PROVIDED MATERIAL:
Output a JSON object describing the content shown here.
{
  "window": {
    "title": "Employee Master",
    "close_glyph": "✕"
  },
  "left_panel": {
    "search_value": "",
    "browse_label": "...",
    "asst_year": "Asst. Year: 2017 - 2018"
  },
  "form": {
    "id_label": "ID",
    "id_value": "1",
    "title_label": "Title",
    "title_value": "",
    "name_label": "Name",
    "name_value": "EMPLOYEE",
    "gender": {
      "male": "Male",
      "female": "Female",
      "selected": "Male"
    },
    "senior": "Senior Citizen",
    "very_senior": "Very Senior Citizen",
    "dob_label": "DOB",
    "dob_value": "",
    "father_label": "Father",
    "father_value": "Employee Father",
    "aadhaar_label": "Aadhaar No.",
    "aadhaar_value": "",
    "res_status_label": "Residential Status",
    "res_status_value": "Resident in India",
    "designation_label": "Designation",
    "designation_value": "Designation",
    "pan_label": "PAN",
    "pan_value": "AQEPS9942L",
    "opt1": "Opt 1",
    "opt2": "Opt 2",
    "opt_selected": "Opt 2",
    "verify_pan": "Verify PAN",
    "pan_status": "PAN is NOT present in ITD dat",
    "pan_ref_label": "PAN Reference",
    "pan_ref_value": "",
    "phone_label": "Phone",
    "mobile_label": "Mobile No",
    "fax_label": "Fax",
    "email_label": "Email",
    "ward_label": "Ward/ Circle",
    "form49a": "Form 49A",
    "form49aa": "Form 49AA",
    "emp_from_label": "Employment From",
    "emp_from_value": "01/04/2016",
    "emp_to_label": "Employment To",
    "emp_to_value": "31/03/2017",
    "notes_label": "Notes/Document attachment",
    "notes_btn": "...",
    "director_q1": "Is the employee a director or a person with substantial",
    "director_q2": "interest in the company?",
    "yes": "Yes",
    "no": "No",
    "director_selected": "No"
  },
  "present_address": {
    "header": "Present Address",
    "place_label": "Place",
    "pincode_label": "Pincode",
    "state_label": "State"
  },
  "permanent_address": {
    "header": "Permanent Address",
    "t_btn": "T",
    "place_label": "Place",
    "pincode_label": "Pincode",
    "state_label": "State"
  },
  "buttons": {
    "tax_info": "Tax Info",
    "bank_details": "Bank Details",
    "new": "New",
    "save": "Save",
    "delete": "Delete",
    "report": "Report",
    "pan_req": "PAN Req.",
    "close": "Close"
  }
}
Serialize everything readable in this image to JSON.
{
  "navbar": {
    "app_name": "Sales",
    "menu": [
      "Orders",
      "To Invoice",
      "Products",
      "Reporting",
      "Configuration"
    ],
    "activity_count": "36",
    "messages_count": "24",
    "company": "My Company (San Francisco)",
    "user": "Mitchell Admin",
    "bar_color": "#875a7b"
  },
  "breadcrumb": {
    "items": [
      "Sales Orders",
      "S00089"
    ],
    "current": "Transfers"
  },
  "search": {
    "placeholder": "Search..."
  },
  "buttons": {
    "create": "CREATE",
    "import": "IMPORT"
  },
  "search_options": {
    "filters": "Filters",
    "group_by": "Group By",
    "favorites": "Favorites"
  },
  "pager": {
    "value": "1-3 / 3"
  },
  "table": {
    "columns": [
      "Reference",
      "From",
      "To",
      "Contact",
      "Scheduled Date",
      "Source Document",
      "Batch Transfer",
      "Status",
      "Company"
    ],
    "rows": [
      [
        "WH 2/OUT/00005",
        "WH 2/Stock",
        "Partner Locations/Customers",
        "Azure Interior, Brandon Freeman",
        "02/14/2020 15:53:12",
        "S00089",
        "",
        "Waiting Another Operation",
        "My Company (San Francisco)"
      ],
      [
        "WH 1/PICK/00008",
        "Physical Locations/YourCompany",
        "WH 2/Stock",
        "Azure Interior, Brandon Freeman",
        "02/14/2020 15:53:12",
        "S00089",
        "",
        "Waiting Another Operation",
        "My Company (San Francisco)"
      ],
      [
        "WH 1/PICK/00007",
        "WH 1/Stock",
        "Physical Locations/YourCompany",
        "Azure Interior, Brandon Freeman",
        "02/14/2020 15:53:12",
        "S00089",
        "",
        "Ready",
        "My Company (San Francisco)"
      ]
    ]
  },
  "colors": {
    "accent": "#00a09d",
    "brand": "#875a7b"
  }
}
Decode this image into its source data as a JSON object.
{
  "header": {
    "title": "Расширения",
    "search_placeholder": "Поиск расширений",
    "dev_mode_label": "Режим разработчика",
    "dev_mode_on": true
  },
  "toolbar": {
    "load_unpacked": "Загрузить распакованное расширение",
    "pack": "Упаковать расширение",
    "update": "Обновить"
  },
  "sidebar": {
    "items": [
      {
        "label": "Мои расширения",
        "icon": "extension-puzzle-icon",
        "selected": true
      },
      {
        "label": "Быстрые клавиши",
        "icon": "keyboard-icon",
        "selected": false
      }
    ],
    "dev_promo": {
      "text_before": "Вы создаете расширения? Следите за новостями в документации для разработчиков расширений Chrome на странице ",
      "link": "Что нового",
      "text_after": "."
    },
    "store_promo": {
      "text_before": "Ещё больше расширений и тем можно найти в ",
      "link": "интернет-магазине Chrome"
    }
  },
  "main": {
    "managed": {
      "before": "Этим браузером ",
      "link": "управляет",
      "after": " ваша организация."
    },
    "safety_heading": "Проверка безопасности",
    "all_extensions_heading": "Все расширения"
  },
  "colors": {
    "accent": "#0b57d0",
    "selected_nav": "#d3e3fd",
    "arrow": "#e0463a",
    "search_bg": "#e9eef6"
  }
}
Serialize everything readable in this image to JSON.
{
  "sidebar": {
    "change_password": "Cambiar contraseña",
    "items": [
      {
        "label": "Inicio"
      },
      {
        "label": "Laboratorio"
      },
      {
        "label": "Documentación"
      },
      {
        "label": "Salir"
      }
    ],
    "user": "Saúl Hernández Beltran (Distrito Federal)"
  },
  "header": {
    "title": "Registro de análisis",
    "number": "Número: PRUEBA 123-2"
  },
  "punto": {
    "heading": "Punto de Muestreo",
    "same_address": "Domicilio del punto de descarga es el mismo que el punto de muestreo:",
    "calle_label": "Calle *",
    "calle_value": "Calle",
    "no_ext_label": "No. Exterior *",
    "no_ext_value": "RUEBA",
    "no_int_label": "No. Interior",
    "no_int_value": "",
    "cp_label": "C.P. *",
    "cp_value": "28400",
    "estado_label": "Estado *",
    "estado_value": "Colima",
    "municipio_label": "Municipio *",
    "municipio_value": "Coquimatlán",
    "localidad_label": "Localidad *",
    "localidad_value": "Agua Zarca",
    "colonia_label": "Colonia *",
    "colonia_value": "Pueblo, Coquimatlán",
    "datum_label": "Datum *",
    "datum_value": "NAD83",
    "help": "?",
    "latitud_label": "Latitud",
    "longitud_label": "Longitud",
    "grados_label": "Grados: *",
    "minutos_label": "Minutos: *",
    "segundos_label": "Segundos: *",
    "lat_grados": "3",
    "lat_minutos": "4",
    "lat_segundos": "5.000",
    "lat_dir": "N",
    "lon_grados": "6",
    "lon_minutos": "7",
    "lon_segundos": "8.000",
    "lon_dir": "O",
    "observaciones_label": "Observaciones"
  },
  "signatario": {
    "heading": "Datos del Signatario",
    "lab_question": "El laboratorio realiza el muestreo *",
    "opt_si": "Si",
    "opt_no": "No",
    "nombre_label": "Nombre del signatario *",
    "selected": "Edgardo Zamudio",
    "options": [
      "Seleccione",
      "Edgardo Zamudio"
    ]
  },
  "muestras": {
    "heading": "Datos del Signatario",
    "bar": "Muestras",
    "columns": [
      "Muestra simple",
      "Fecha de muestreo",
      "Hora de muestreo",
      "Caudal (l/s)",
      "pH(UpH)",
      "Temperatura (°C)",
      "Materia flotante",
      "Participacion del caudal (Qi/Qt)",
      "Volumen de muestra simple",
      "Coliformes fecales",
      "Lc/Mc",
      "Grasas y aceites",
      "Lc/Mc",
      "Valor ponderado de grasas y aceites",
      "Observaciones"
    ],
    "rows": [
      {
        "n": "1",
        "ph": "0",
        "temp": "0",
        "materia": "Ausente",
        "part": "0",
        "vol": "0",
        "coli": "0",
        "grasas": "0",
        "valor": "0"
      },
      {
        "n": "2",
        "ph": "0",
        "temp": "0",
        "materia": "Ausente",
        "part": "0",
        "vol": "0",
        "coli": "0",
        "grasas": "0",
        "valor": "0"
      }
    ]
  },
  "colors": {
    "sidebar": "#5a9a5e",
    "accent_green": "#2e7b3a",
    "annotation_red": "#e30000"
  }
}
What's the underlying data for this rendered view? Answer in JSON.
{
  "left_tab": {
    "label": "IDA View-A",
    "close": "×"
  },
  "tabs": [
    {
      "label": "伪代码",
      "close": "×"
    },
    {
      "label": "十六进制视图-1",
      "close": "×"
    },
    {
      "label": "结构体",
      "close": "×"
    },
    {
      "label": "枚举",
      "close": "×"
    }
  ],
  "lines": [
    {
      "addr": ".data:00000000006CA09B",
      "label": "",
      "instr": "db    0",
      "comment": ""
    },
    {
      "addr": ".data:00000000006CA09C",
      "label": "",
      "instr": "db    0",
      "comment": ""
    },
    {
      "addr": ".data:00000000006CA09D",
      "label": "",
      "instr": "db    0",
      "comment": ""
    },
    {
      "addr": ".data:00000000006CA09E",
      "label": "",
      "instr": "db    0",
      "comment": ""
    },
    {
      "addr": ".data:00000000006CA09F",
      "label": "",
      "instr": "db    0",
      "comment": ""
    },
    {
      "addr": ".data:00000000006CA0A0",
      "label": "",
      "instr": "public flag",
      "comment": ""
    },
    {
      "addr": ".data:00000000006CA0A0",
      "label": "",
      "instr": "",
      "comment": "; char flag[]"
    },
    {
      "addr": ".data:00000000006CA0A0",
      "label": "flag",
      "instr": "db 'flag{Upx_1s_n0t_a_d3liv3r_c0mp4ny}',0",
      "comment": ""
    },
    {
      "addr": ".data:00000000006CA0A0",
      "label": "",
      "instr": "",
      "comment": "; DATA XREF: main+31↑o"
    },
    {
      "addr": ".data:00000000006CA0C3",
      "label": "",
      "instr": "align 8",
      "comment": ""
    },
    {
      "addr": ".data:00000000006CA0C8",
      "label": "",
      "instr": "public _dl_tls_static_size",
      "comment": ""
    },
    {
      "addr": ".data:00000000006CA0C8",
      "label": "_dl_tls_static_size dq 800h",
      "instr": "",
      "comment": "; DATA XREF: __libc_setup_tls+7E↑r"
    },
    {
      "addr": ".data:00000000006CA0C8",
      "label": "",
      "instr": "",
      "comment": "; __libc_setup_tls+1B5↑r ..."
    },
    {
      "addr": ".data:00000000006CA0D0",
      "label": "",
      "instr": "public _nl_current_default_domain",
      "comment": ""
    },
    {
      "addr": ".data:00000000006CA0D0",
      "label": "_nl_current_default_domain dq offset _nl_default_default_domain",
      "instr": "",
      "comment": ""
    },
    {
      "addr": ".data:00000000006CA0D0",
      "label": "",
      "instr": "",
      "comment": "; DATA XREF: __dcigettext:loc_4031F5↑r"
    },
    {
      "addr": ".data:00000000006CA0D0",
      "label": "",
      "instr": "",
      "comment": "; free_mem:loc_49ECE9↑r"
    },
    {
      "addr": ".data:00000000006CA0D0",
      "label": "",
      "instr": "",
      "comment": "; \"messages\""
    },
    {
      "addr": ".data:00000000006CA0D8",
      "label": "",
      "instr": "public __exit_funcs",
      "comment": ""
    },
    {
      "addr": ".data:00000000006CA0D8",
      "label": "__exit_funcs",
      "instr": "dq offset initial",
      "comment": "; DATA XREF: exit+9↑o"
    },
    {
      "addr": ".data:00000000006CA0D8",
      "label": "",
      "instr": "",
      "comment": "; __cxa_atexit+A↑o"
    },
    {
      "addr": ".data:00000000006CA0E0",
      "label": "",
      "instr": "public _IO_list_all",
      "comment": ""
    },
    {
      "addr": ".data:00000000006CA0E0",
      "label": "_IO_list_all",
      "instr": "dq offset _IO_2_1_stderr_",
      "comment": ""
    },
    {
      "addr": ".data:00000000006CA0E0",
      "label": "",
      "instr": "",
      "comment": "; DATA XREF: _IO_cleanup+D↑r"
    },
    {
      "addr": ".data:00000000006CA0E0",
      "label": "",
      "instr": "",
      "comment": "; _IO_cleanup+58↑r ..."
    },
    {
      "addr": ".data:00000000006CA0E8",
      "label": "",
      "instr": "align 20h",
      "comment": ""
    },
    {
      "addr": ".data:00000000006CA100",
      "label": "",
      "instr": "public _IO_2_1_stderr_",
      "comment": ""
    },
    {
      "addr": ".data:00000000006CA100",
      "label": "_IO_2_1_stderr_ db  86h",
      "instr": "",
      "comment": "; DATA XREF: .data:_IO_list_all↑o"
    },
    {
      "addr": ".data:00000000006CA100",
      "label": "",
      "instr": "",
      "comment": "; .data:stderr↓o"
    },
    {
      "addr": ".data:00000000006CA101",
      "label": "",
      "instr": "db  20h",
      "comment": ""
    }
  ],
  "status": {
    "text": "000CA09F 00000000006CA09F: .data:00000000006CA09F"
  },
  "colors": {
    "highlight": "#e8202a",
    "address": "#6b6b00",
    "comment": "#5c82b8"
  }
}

PROBLEM REQUIREMENTS: Of the lines in the material, how many hold the word "aceites"? Reply with the number only.

RESULT BELOW: 2